THE EXERCISE:
Extract all lines from the data beneath that include the word "Signal".

[Start]

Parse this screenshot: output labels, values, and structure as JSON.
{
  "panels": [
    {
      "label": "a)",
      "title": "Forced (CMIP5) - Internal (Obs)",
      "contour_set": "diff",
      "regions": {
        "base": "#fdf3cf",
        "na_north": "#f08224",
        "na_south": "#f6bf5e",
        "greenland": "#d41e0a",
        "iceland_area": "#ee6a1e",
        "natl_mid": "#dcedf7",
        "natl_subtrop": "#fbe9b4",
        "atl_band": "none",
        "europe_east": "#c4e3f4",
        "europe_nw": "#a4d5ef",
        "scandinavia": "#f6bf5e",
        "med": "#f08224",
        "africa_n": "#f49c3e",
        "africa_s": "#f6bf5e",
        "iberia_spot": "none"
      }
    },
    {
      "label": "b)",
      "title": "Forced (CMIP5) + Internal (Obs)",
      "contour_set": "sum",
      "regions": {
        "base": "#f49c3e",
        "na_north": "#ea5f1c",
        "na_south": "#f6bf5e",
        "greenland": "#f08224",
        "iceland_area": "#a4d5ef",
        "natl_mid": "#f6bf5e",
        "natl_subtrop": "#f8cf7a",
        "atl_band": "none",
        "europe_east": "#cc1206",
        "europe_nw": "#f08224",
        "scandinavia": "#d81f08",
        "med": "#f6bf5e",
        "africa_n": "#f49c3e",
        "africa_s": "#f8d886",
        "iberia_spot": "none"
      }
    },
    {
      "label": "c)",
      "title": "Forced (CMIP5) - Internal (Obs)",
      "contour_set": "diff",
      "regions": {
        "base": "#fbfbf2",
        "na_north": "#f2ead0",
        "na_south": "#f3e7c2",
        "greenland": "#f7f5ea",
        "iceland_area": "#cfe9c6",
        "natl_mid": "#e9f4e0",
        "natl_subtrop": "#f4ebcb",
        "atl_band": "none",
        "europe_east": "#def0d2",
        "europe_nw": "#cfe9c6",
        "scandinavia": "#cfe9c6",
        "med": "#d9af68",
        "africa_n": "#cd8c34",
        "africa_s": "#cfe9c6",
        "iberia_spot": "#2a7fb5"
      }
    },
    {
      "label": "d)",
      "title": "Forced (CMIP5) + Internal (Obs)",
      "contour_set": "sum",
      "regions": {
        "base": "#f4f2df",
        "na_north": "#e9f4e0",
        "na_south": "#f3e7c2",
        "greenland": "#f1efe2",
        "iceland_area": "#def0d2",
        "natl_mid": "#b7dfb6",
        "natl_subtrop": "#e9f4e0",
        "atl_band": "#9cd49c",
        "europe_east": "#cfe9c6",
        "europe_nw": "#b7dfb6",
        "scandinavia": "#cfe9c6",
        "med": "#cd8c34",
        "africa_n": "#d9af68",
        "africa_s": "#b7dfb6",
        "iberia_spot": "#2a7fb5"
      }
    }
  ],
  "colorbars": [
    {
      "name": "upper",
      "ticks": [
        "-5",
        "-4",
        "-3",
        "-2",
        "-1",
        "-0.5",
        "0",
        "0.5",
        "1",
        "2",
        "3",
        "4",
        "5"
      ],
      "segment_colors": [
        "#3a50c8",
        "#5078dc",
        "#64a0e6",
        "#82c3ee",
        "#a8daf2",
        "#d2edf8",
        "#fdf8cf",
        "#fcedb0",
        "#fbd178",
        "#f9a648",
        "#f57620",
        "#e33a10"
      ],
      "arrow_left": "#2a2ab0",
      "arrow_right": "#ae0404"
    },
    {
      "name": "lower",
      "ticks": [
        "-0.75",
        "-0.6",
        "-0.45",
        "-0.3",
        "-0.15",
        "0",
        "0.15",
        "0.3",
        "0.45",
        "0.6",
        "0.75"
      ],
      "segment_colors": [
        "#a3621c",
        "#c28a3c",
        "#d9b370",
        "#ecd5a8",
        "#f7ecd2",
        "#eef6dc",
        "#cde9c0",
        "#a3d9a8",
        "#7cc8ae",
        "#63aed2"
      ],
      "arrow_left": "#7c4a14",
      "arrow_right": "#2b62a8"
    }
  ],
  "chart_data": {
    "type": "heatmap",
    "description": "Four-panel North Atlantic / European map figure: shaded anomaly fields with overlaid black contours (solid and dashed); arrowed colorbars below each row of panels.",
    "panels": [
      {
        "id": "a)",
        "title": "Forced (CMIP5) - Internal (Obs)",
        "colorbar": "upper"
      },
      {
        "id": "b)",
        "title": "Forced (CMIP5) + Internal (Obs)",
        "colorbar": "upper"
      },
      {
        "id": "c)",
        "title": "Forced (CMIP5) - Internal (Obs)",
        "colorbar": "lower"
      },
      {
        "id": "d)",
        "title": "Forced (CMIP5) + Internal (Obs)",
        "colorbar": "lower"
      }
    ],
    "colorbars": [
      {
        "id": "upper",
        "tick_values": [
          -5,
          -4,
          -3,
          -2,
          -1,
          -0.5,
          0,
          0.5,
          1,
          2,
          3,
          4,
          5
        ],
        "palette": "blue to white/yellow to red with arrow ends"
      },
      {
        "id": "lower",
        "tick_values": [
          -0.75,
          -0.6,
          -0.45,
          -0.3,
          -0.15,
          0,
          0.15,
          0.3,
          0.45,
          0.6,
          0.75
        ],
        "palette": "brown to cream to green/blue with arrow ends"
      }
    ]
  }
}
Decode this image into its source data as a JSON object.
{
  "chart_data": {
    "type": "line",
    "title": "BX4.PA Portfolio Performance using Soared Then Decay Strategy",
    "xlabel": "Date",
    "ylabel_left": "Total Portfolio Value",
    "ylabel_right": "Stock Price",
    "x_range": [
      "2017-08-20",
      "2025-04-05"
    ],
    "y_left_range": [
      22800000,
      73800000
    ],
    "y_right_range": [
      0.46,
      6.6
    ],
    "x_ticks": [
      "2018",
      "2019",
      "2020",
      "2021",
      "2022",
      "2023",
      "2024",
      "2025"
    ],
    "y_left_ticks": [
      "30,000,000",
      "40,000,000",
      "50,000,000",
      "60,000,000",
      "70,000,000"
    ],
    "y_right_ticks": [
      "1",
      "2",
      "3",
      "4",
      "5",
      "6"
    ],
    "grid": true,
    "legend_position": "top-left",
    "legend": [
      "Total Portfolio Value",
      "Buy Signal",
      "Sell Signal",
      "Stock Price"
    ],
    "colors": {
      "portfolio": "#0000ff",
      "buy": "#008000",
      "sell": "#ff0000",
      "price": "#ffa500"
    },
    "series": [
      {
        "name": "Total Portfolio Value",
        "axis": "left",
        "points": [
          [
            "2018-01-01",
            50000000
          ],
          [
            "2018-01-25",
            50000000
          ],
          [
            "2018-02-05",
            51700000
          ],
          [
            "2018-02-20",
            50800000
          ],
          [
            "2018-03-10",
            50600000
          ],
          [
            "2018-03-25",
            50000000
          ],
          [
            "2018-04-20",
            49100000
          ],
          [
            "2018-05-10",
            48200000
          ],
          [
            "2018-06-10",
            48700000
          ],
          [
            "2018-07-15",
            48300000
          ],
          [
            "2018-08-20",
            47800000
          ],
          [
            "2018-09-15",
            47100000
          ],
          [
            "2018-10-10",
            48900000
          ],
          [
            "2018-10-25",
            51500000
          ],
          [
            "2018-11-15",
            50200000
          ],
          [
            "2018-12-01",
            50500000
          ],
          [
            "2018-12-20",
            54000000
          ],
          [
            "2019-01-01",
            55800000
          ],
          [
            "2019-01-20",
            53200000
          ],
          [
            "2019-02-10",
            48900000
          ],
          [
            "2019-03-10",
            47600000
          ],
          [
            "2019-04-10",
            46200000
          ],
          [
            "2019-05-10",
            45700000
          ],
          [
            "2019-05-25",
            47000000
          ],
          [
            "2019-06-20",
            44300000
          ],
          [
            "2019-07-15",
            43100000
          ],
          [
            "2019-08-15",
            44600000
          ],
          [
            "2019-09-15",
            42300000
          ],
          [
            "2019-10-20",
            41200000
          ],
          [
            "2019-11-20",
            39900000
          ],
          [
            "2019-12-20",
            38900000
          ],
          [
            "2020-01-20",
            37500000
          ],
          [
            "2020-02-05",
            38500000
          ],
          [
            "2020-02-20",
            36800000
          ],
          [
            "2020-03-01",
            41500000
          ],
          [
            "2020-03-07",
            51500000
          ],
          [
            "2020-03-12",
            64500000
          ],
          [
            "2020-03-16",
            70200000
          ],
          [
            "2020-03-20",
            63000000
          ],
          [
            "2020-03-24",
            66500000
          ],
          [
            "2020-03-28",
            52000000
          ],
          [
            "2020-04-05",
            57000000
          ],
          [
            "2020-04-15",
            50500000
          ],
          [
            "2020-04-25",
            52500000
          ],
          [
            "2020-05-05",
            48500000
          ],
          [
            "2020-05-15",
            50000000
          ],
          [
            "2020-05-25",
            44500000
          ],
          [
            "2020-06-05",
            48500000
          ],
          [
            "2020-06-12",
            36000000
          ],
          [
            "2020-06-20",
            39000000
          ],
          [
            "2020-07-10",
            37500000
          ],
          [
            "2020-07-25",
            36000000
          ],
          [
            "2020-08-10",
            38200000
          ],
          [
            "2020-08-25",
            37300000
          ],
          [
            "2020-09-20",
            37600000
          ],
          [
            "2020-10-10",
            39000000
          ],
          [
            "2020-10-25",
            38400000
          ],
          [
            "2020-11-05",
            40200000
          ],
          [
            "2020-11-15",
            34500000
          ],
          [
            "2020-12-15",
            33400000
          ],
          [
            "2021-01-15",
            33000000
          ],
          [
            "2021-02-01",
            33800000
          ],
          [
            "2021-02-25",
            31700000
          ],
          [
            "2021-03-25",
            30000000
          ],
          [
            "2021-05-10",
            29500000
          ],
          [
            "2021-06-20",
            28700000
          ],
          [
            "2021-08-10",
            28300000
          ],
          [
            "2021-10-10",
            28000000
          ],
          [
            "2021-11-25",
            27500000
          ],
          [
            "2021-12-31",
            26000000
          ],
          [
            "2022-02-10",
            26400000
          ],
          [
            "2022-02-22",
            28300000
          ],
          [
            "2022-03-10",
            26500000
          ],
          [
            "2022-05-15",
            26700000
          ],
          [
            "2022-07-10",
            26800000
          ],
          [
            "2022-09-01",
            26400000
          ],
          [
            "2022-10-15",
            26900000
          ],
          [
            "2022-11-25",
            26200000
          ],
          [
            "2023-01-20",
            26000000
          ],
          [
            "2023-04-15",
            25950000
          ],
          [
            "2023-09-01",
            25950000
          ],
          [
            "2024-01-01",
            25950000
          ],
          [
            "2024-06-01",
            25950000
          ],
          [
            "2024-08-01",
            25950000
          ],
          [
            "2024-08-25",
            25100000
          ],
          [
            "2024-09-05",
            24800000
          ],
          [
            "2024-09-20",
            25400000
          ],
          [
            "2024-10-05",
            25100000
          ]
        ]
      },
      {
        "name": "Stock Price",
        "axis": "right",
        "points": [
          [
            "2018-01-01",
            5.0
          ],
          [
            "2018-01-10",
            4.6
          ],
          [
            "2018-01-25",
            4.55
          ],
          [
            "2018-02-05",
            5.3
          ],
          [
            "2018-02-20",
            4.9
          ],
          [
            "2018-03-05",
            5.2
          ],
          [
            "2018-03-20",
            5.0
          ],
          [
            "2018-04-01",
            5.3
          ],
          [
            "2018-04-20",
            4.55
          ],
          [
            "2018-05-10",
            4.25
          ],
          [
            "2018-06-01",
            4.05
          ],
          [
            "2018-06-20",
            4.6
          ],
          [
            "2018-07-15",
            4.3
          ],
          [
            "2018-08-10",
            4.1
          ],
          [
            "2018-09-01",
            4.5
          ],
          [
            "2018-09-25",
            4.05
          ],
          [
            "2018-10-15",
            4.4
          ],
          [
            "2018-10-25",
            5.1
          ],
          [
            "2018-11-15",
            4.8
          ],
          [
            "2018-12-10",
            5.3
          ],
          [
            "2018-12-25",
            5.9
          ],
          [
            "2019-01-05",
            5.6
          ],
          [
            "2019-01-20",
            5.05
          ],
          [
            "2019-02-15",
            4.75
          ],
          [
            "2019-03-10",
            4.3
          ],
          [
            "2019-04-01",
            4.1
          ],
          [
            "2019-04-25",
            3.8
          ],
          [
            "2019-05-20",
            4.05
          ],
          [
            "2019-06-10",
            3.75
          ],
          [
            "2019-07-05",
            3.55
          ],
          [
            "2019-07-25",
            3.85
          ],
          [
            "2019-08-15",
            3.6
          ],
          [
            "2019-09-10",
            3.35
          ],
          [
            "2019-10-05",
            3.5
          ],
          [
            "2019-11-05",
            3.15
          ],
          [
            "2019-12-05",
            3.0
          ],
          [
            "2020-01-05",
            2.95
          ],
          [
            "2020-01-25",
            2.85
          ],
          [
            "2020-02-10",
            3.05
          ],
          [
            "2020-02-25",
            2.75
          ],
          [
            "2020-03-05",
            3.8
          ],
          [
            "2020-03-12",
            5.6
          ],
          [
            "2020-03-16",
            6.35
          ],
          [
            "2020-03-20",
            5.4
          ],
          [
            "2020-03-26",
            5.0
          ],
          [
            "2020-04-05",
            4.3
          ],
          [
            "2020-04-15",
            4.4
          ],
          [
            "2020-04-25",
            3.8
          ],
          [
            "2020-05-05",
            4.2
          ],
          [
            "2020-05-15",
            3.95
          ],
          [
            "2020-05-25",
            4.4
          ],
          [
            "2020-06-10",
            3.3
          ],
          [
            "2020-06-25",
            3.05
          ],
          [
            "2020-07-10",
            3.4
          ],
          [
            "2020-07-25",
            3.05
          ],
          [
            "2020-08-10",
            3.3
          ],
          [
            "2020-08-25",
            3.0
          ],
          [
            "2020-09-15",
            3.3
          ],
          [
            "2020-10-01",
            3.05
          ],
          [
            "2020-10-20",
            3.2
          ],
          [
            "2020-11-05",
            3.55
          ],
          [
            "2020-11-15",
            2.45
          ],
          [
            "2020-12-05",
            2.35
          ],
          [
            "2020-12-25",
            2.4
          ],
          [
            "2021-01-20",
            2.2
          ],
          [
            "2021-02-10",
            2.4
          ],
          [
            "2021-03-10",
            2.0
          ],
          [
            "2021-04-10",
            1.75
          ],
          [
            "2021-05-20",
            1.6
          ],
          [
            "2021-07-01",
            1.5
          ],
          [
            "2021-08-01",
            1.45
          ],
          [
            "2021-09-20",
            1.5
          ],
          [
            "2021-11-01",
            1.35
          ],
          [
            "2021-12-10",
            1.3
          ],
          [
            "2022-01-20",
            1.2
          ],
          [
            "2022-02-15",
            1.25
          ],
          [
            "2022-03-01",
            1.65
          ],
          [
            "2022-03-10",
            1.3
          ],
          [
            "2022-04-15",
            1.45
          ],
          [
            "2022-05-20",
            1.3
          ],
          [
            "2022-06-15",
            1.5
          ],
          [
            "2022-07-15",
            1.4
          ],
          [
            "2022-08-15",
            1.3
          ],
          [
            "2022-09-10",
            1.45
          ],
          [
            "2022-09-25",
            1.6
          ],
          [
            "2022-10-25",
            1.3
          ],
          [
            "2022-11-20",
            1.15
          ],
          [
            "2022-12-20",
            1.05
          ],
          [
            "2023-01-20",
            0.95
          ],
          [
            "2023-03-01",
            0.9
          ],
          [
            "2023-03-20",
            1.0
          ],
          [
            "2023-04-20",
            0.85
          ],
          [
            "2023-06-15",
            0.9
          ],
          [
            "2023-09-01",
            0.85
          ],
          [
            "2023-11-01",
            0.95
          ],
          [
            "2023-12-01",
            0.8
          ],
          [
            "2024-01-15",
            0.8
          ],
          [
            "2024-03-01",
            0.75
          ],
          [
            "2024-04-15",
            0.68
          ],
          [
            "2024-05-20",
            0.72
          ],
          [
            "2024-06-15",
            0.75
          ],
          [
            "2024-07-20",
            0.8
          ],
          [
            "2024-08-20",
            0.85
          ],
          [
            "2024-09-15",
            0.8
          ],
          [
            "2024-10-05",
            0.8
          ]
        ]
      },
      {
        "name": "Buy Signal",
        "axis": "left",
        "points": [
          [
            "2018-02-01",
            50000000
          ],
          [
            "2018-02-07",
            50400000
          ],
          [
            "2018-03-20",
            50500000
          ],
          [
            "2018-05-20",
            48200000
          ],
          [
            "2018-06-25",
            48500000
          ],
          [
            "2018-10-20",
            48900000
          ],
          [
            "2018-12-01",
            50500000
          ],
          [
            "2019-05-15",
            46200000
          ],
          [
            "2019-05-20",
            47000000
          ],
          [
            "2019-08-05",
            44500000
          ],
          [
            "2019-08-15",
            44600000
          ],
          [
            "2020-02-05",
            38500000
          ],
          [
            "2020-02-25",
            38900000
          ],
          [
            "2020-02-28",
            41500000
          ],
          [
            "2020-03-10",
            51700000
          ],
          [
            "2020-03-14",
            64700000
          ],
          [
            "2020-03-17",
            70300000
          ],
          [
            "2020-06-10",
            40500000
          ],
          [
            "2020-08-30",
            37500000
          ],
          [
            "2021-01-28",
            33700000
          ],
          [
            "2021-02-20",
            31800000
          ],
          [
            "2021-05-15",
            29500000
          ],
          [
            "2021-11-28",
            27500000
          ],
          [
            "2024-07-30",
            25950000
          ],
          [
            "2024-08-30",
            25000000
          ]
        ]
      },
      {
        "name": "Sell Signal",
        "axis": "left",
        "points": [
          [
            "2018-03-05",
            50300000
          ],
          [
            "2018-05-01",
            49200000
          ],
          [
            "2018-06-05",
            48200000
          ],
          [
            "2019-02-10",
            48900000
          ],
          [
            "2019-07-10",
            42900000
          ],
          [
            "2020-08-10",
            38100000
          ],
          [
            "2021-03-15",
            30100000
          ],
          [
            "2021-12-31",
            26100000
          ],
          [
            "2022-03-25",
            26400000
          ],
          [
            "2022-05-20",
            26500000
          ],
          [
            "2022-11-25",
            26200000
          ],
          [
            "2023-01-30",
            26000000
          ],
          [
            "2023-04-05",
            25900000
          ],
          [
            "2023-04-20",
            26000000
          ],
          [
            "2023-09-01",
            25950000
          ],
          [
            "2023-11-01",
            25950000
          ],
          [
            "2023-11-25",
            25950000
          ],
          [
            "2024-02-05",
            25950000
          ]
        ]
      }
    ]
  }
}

[End]

SOLUTION TO THIS PROBLEM:
      "Buy Signal",
      "Sell Signal",
        "name": "Buy Signal",
        "name": "Sell Signal",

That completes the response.